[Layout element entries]
________

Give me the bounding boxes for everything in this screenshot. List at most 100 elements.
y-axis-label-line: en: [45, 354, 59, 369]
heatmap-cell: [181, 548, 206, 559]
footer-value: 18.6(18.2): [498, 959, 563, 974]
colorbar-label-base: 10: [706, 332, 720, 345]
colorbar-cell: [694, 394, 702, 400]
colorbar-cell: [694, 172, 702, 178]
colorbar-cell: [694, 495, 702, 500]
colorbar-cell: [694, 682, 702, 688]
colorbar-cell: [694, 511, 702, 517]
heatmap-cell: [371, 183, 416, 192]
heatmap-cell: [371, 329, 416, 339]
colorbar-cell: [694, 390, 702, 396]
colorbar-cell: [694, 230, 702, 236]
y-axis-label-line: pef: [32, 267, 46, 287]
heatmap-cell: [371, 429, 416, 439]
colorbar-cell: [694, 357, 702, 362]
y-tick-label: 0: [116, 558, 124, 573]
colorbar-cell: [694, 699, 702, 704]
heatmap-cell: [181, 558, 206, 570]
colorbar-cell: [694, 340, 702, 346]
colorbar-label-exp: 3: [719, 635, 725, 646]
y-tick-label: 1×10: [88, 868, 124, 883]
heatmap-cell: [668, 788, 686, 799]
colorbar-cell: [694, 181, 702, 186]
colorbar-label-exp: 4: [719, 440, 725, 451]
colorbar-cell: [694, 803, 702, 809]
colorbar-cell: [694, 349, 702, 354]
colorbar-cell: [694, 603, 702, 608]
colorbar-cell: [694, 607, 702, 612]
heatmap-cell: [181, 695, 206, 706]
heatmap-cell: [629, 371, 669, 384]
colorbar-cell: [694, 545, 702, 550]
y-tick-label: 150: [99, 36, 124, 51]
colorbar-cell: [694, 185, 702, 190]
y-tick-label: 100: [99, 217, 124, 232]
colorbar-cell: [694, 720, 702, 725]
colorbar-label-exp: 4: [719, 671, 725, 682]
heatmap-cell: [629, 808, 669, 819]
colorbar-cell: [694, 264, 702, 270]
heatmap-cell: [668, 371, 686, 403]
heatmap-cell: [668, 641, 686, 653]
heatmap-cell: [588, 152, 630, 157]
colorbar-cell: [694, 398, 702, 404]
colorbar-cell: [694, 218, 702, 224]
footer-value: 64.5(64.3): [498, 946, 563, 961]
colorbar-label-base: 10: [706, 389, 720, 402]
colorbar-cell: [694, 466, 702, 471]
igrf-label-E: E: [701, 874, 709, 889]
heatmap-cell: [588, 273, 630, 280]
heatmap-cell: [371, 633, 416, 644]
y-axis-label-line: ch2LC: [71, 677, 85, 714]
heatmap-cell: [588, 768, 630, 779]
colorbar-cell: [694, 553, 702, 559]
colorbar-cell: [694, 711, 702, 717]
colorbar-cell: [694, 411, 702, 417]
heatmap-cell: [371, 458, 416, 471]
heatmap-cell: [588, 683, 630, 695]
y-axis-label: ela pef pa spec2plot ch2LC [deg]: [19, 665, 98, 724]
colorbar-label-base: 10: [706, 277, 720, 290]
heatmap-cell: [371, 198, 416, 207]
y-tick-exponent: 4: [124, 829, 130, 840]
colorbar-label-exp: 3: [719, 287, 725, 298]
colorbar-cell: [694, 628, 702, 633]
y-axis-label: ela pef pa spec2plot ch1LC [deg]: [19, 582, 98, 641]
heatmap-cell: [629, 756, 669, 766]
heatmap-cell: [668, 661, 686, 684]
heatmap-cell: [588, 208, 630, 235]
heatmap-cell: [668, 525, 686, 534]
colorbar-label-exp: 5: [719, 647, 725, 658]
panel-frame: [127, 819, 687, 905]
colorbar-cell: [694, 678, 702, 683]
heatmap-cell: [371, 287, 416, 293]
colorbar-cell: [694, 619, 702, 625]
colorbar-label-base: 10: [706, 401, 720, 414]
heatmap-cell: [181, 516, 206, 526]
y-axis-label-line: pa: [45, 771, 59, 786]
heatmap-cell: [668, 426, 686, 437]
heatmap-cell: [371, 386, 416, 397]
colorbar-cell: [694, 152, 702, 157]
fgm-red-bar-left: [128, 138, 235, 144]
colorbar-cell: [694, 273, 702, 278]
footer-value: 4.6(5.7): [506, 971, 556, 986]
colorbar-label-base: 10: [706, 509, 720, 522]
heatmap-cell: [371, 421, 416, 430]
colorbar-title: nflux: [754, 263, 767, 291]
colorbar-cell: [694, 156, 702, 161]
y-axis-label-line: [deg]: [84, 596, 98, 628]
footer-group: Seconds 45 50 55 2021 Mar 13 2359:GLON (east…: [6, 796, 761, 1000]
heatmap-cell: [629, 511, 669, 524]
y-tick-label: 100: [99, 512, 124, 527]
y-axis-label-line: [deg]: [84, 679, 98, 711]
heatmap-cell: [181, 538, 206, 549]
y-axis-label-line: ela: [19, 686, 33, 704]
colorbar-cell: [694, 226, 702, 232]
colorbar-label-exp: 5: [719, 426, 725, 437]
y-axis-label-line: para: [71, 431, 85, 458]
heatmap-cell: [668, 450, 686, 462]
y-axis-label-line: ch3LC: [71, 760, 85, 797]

________

EXERCISE: Copy the material above line for line, with no changes.

RESPONSE TO THE TASK:
Give me the bounding boxes for everything in this screenshot. List at most 100 elements.
y-axis-label-line: en: [45, 354, 59, 369]
heatmap-cell: [181, 548, 206, 559]
footer-value: 18.6(18.2): [498, 959, 563, 974]
colorbar-label-base: 10: [706, 332, 720, 345]
colorbar-cell: [694, 394, 702, 400]
colorbar-cell: [694, 172, 702, 178]
colorbar-cell: [694, 495, 702, 500]
colorbar-cell: [694, 682, 702, 688]
colorbar-cell: [694, 511, 702, 517]
heatmap-cell: [371, 183, 416, 192]
heatmap-cell: [371, 329, 416, 339]
colorbar-cell: [694, 390, 702, 396]
colorbar-cell: [694, 230, 702, 236]
y-axis-label-line: pef: [32, 267, 46, 287]
heatmap-cell: [371, 429, 416, 439]
colorbar-cell: [694, 357, 702, 362]
y-tick-label: 0: [116, 558, 124, 573]
colorbar-cell: [694, 699, 702, 704]
heatmap-cell: [181, 558, 206, 570]
colorbar-cell: [694, 340, 702, 346]
colorbar-label-exp: 3: [719, 635, 725, 646]
y-tick-label: 1×10: [88, 868, 124, 883]
heatmap-cell: [668, 788, 686, 799]
colorbar-cell: [694, 181, 702, 186]
colorbar-label-exp: 4: [719, 440, 725, 451]
colorbar-cell: [694, 803, 702, 809]
colorbar-cell: [694, 349, 702, 354]
colorbar-cell: [694, 603, 702, 608]
colorbar-cell: [694, 607, 702, 612]
heatmap-cell: [181, 695, 206, 706]
heatmap-cell: [629, 371, 669, 384]
colorbar-cell: [694, 545, 702, 550]
y-tick-label: 150: [99, 36, 124, 51]
colorbar-cell: [694, 185, 702, 190]
y-tick-label: 100: [99, 217, 124, 232]
colorbar-cell: [694, 720, 702, 725]
colorbar-label-exp: 4: [719, 671, 725, 682]
heatmap-cell: [629, 808, 669, 819]
colorbar-cell: [694, 264, 702, 270]
heatmap-cell: [668, 371, 686, 403]
heatmap-cell: [668, 641, 686, 653]
heatmap-cell: [588, 152, 630, 157]
colorbar-cell: [694, 398, 702, 404]
colorbar-cell: [694, 218, 702, 224]
footer-value: 64.5(64.3): [498, 946, 563, 961]
colorbar-label-base: 10: [706, 389, 720, 402]
colorbar-cell: [694, 466, 702, 471]
igrf-label-E: E: [701, 874, 709, 889]
heatmap-cell: [588, 273, 630, 280]
heatmap-cell: [371, 633, 416, 644]
y-axis-label-line: ch2LC: [71, 677, 85, 714]
heatmap-cell: [588, 768, 630, 779]
colorbar-cell: [694, 553, 702, 559]
colorbar-cell: [694, 711, 702, 717]
colorbar-cell: [694, 411, 702, 417]
heatmap-cell: [371, 458, 416, 471]
heatmap-cell: [588, 683, 630, 695]
y-axis-label: ela pef pa spec2plot ch2LC [deg]: [19, 665, 98, 724]
colorbar-label-base: 10: [706, 277, 720, 290]
heatmap-cell: [371, 198, 416, 207]
y-tick-exponent: 4: [124, 829, 130, 840]
colorbar-label-exp: 3: [719, 287, 725, 298]
colorbar-cell: [694, 628, 702, 633]
y-axis-label: ela pef pa spec2plot ch1LC [deg]: [19, 582, 98, 641]
heatmap-cell: [629, 756, 669, 766]
heatmap-cell: [668, 661, 686, 684]
heatmap-cell: [588, 208, 630, 235]
heatmap-cell: [668, 525, 686, 534]
colorbar-label-exp: 5: [719, 647, 725, 658]
panel-frame: [127, 819, 687, 905]
colorbar-cell: [694, 678, 702, 683]
heatmap-cell: [371, 287, 416, 293]
colorbar-cell: [694, 619, 702, 625]
colorbar-label-base: 10: [706, 401, 720, 414]
heatmap-cell: [181, 516, 206, 526]
y-axis-label-line: pa: [45, 771, 59, 786]
heatmap-cell: [668, 426, 686, 437]
heatmap-cell: [371, 386, 416, 397]
colorbar-cell: [694, 152, 702, 157]
fgm-red-bar-left: [128, 138, 235, 144]
colorbar-cell: [694, 273, 702, 278]
footer-value: 4.6(5.7): [506, 971, 556, 986]
colorbar-label-base: 10: [706, 509, 720, 522]
heatmap-cell: [371, 421, 416, 430]
colorbar-title: nflux: [754, 263, 767, 291]
colorbar-cell: [694, 156, 702, 161]
y-axis-label-line: [deg]: [84, 596, 98, 628]
footer-group: Seconds 45 50 55 2021 Mar 13 2359:GLON (east…: [6, 796, 761, 1000]
heatmap-cell: [629, 511, 669, 524]
y-tick-label: 100: [99, 512, 124, 527]
y-axis-label-line: [deg]: [84, 679, 98, 711]
heatmap-cell: [181, 538, 206, 549]
y-axis-label-line: ela: [19, 686, 33, 704]
colorbar-cell: [694, 226, 702, 232]
colorbar-label-exp: 5: [719, 426, 725, 437]
y-axis-label-line: para: [71, 431, 85, 458]
heatmap-cell: [668, 450, 686, 462]
y-axis-label-line: ch3LC: [71, 760, 85, 797]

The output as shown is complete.